Entries shown:
——

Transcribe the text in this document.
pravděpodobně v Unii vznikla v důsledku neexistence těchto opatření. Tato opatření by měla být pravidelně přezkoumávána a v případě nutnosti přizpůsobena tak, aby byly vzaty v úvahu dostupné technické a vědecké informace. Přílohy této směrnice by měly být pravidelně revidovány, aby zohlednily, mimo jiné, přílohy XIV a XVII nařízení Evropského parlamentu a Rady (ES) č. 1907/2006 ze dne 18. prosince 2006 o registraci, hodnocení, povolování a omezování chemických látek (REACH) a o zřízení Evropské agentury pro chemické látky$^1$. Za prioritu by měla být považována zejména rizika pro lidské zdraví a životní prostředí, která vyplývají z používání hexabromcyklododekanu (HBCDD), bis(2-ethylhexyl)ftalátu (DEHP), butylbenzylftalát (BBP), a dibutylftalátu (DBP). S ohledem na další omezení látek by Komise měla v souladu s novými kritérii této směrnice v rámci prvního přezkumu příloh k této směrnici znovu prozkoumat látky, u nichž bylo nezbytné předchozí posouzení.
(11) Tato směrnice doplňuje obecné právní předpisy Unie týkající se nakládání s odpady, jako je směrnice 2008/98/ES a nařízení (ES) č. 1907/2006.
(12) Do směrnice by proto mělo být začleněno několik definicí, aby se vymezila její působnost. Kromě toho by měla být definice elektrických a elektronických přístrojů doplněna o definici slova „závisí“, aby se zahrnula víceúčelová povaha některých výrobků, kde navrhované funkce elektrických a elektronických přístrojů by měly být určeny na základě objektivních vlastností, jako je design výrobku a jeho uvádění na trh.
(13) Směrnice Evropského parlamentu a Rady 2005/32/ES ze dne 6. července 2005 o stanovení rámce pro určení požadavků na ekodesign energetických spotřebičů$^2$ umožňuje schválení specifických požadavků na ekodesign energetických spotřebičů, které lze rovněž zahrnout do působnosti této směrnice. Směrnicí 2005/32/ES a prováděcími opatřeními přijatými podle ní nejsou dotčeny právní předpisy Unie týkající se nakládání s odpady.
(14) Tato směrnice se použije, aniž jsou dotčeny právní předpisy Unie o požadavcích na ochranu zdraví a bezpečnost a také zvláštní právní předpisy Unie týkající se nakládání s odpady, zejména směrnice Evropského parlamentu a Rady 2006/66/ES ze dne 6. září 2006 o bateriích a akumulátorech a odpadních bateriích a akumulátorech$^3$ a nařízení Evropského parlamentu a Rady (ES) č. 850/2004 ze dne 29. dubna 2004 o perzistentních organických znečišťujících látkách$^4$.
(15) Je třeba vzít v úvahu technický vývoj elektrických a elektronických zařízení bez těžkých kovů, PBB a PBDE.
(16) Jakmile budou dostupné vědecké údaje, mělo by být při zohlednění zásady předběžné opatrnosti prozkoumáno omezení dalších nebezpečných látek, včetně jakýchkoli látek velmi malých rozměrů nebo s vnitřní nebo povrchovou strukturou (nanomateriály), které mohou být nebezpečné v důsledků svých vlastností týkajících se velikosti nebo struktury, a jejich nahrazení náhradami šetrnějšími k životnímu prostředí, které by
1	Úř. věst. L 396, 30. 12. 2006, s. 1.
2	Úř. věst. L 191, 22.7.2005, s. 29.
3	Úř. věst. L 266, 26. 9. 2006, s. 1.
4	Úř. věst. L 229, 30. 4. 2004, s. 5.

——

Given instruction: Where a line in the material contains "vlastností", copy that line.

Exercise solution:
(12) Do směrnice by proto mělo být začleněno několik definicí, aby se vymezila její působnost. Kromě toho by měla být definice elektrických a elektronických přístrojů doplněna o definici slova „závisí“, aby se zahrnula víceúčelová povaha některých výrobků, kde navrhované funkce elektrických a elektronických přístrojů by měly být určeny na základě objektivních vlastností, jako je design výrobku a jeho uvádění na trh.
(16) Jakmile budou dostupné vědecké údaje, mělo by být při zohlednění zásady předběžné opatrnosti prozkoumáno omezení dalších nebezpečných látek, včetně jakýchkoli látek velmi malých rozměrů nebo s vnitřní nebo povrchovou strukturou (nanomateriály), které mohou být nebezpečné v důsledků svých vlastností týkajících se velikosti nebo struktury, a jejich nahrazení náhradami šetrnějšími k životnímu prostředí, které by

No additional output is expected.